Draw out every line with the word "naar" from the listing below.

····················

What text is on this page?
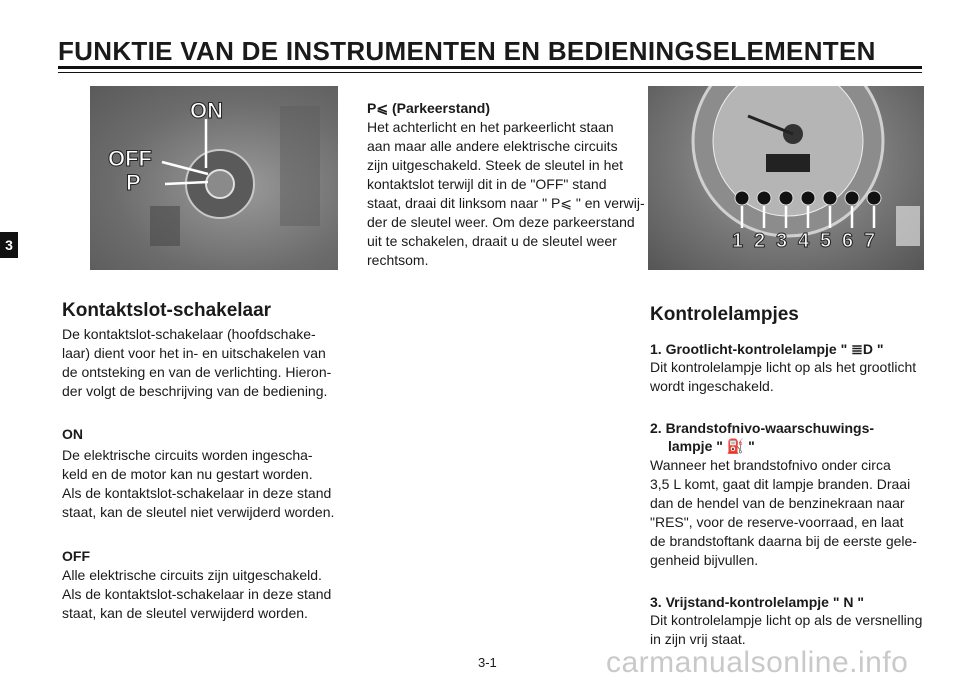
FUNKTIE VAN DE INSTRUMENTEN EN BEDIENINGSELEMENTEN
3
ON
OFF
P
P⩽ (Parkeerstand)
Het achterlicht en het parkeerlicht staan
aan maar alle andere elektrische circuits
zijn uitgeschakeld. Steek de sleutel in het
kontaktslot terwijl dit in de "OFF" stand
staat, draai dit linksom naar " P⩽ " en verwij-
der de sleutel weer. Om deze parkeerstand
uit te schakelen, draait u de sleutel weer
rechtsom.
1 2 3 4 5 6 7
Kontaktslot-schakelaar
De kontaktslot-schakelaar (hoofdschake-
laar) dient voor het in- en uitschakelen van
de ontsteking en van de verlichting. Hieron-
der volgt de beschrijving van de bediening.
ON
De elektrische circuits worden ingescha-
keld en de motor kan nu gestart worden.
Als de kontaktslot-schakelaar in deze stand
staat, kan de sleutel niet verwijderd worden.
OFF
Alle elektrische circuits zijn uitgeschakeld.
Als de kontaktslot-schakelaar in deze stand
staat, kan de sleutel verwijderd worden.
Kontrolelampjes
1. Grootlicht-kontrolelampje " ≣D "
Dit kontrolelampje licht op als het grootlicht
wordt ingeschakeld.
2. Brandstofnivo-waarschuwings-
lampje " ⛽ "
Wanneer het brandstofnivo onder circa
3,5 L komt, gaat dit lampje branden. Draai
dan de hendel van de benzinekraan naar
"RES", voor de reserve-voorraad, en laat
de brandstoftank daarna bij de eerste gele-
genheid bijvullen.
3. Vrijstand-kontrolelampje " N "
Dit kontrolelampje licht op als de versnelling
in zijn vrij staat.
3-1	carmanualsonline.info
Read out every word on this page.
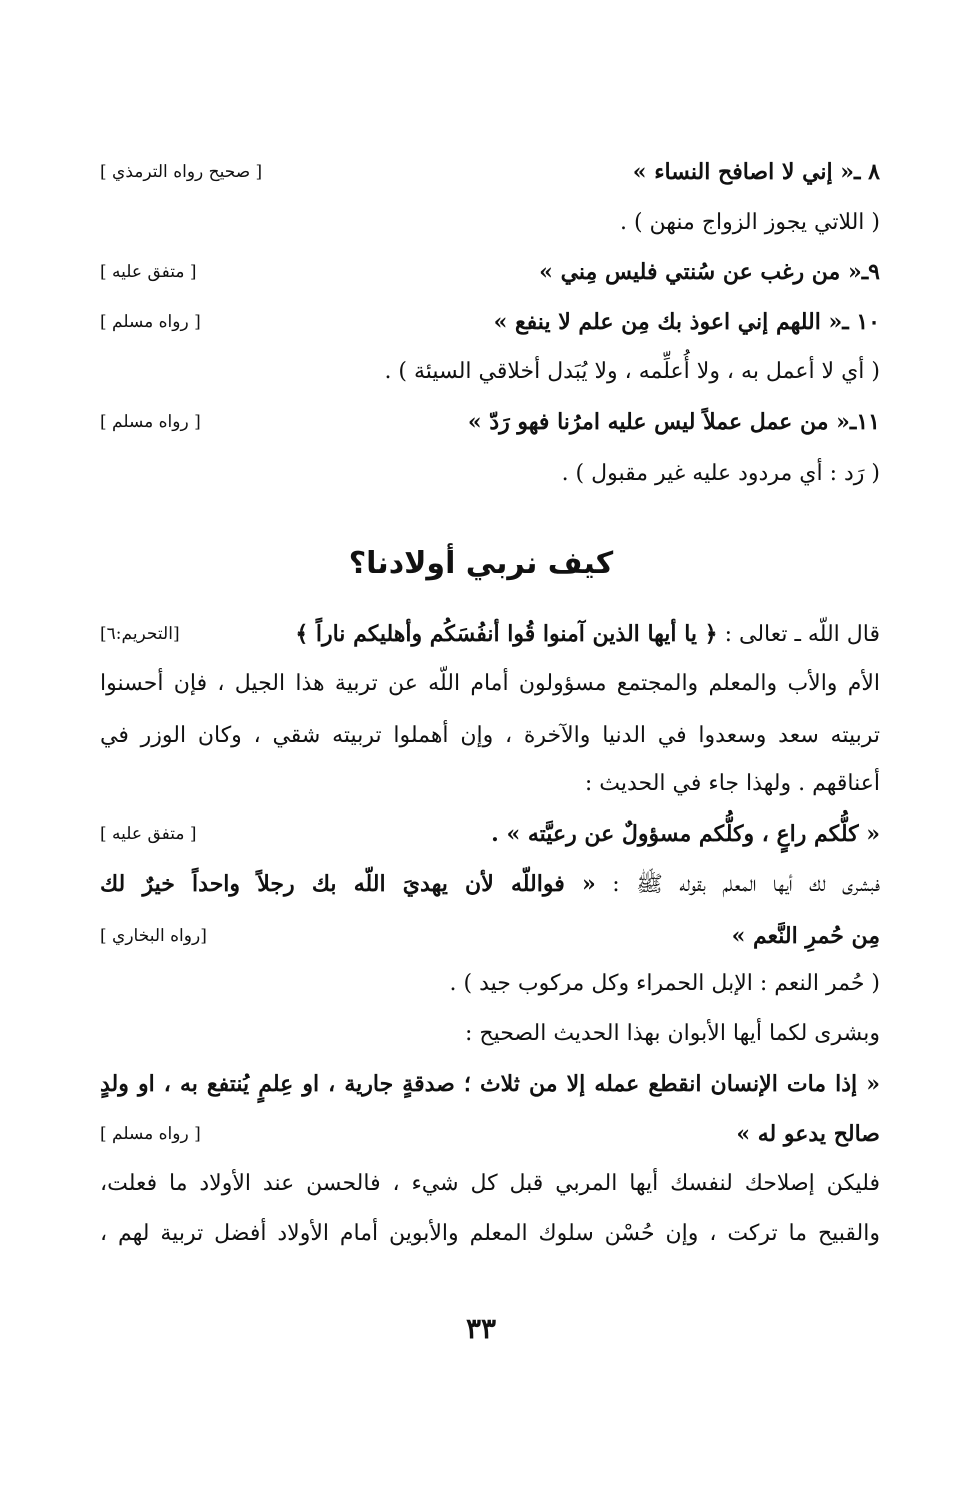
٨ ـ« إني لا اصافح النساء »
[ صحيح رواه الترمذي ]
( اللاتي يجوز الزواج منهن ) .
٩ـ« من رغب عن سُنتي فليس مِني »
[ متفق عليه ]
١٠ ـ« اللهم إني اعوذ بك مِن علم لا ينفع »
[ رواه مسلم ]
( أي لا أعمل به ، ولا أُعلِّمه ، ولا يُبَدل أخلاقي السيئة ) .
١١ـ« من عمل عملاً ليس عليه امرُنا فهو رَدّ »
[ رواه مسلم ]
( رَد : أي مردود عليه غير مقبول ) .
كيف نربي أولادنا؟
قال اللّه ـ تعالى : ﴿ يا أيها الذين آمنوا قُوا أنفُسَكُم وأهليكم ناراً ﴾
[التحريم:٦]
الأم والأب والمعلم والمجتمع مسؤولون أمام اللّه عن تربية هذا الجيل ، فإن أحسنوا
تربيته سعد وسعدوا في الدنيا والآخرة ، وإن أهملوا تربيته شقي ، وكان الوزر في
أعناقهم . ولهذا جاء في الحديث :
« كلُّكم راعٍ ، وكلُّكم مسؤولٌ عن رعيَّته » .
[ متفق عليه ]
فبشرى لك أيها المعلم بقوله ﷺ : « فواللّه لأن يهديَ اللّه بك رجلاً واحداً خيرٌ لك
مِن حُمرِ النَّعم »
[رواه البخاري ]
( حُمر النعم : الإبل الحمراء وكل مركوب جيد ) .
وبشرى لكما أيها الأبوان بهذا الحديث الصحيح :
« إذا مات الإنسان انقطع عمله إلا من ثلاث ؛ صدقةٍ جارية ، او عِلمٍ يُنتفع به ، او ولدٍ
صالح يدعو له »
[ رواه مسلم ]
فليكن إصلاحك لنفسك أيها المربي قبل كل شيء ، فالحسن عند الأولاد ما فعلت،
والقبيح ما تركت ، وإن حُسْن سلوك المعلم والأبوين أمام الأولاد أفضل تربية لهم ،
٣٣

····················

Result for this exercise —
staat, draai dit linksom naar " P⩽ " en verwij-
dan de hendel van de benzinekraan naar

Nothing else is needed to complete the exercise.